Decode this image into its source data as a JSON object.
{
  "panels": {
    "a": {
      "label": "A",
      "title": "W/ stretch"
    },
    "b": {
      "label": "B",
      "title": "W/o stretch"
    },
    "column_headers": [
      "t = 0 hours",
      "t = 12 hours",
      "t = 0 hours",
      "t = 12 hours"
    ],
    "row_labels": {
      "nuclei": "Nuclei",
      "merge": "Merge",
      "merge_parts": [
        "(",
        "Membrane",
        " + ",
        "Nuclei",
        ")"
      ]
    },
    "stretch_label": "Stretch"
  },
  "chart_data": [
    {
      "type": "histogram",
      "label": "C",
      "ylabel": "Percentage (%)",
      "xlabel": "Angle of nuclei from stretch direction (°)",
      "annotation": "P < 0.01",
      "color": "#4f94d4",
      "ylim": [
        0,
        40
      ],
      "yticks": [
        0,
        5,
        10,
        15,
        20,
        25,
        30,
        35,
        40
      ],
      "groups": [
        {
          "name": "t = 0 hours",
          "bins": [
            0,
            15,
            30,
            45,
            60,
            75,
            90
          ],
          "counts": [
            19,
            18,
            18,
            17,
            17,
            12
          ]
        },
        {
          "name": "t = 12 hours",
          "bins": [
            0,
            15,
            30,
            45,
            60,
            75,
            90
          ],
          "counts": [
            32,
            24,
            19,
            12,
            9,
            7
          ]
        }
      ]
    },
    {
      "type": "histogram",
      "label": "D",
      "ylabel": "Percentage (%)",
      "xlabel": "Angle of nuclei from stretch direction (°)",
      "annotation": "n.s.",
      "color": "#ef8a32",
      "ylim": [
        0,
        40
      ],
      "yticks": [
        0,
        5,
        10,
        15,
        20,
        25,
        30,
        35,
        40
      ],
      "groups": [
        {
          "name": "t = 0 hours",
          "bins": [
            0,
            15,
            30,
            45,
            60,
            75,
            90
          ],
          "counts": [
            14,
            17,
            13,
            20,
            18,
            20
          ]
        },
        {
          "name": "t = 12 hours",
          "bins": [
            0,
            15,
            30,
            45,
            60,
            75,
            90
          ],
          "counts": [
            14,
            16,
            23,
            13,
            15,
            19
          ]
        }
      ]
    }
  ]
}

━━━━━━━━━━━━━━━━━━━━

■ TASK TO COMPLETE ■
All the entries above need to be reproduced exactly.

■ RESULT FOR THIS TASK ■
Decode this image into its source data as a JSON object.
{
  "panels": {
    "a": {
      "label": "A",
      "title": "W/ stretch"
    },
    "b": {
      "label": "B",
      "title": "W/o stretch"
    },
    "column_headers": [
      "t = 0 hours",
      "t = 12 hours",
      "t = 0 hours",
      "t = 12 hours"
    ],
    "row_labels": {
      "nuclei": "Nuclei",
      "merge": "Merge",
      "merge_parts": [
        "(",
        "Membrane",
        " + ",
        "Nuclei",
        ")"
      ]
    },
    "stretch_label": "Stretch"
  },
  "chart_data": [
    {
      "type": "histogram",
      "label": "C",
      "ylabel": "Percentage (%)",
      "xlabel": "Angle of nuclei from stretch direction (°)",
      "annotation": "P < 0.01",
      "color": "#4f94d4",
      "ylim": [
        0,
        40
      ],
      "yticks": [
        0,
        5,
        10,
        15,
        20,
        25,
        30,
        35,
        40
      ],
      "groups": [
        {
          "name": "t = 0 hours",
          "bins": [
            0,
            15,
            30,
            45,
            60,
            75,
            90
          ],
          "counts": [
            19,
            18,
            18,
            17,
            17,
            12
          ]
        },
        {
          "name": "t = 12 hours",
          "bins": [
            0,
            15,
            30,
            45,
            60,
            75,
            90
          ],
          "counts": [
            32,
            24,
            19,
            12,
            9,
            7
          ]
        }
      ]
    },
    {
      "type": "histogram",
      "label": "D",
      "ylabel": "Percentage (%)",
      "xlabel": "Angle of nuclei from stretch direction (°)",
      "annotation": "n.s.",
      "color": "#ef8a32",
      "ylim": [
        0,
        40
      ],
      "yticks": [
        0,
        5,
        10,
        15,
        20,
        25,
        30,
        35,
        40
      ],
      "groups": [
        {
          "name": "t = 0 hours",
          "bins": [
            0,
            15,
            30,
            45,
            60,
            75,
            90
          ],
          "counts": [
            14,
            17,
            13,
            20,
            18,
            20
          ]
        },
        {
          "name": "t = 12 hours",
          "bins": [
            0,
            15,
            30,
            45,
            60,
            75,
            90
          ],
          "counts": [
            14,
            16,
            23,
            13,
            15,
            19
          ]
        }
      ]
    }
  ]
}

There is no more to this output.